== PROVIDED RECORDS
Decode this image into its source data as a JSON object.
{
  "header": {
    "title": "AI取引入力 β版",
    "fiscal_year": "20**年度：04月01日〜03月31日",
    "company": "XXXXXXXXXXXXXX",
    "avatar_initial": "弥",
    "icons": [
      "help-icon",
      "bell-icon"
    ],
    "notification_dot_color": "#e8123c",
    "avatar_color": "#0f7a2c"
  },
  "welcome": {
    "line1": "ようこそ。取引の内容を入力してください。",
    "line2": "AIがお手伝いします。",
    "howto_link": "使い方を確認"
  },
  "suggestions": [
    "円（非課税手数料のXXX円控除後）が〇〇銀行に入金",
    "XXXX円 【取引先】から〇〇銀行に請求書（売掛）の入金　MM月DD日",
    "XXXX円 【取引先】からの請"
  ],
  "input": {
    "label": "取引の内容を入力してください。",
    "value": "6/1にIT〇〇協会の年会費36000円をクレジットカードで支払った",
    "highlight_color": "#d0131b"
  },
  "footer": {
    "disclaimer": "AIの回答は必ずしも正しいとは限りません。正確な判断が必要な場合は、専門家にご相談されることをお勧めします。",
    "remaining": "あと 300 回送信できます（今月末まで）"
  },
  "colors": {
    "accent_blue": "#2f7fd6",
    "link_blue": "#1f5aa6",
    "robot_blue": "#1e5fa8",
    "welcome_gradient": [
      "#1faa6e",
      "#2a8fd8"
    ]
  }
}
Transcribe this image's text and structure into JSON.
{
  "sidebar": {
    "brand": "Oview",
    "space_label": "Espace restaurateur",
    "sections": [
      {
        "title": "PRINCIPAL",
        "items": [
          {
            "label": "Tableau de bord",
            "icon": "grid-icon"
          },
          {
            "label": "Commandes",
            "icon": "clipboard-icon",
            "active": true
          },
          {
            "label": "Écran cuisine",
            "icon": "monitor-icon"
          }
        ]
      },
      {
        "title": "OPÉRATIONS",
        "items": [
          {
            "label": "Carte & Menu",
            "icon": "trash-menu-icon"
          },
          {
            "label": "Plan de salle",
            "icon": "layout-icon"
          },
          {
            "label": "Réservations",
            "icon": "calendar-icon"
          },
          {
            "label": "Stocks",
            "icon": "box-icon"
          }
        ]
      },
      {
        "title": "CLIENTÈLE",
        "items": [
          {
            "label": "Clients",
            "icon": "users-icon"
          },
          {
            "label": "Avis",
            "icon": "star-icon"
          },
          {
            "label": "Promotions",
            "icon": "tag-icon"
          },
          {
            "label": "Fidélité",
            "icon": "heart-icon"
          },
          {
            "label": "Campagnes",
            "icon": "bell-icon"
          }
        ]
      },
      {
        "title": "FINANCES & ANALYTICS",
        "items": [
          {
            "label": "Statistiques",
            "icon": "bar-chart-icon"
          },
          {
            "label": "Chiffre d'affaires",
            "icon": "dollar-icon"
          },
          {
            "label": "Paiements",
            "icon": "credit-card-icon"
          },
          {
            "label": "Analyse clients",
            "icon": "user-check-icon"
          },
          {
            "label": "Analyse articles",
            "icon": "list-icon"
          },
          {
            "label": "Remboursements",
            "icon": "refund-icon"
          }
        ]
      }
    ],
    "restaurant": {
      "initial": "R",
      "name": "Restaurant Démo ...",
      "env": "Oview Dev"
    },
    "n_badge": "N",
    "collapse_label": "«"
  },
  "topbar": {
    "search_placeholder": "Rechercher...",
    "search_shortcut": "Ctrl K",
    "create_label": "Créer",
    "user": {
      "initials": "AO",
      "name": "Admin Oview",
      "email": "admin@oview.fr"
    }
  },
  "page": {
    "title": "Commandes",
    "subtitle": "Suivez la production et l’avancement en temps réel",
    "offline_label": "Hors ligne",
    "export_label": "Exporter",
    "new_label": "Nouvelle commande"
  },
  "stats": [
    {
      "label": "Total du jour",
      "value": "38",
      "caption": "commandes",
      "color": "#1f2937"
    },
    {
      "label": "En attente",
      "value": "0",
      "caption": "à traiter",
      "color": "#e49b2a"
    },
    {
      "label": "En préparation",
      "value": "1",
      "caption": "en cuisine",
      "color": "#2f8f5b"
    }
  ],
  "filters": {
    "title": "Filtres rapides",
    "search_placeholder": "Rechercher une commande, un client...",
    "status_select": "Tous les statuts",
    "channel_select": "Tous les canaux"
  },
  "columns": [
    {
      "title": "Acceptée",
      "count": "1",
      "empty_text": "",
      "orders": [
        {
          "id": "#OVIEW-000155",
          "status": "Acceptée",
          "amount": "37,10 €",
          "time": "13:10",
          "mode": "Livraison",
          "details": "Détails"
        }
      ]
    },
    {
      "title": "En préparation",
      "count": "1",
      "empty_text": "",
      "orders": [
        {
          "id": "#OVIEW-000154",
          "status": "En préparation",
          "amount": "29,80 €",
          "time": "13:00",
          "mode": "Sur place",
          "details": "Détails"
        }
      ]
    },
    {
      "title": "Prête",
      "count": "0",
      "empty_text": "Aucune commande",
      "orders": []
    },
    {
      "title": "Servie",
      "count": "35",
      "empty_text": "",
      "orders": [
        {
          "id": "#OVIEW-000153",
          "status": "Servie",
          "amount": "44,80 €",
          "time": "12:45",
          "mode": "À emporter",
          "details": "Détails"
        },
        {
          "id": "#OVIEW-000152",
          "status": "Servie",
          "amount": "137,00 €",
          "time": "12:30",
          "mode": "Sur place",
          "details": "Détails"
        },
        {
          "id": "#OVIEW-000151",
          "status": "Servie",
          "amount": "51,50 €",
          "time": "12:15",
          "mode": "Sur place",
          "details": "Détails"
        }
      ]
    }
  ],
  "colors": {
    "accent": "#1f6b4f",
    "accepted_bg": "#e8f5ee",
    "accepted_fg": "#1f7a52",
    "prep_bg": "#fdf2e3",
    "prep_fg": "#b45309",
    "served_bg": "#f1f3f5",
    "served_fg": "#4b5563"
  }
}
====
• **WHAT YOU SHOULD DO**
Every line of the records that includes the word "value" should be gathered.

• **EXERCISE RESPONSE**
    "value": "6/1にIT〇〇協会の年会費36000円をクレジットカードで支払った",
      "value": "38",
      "value": "0",
      "value": "1",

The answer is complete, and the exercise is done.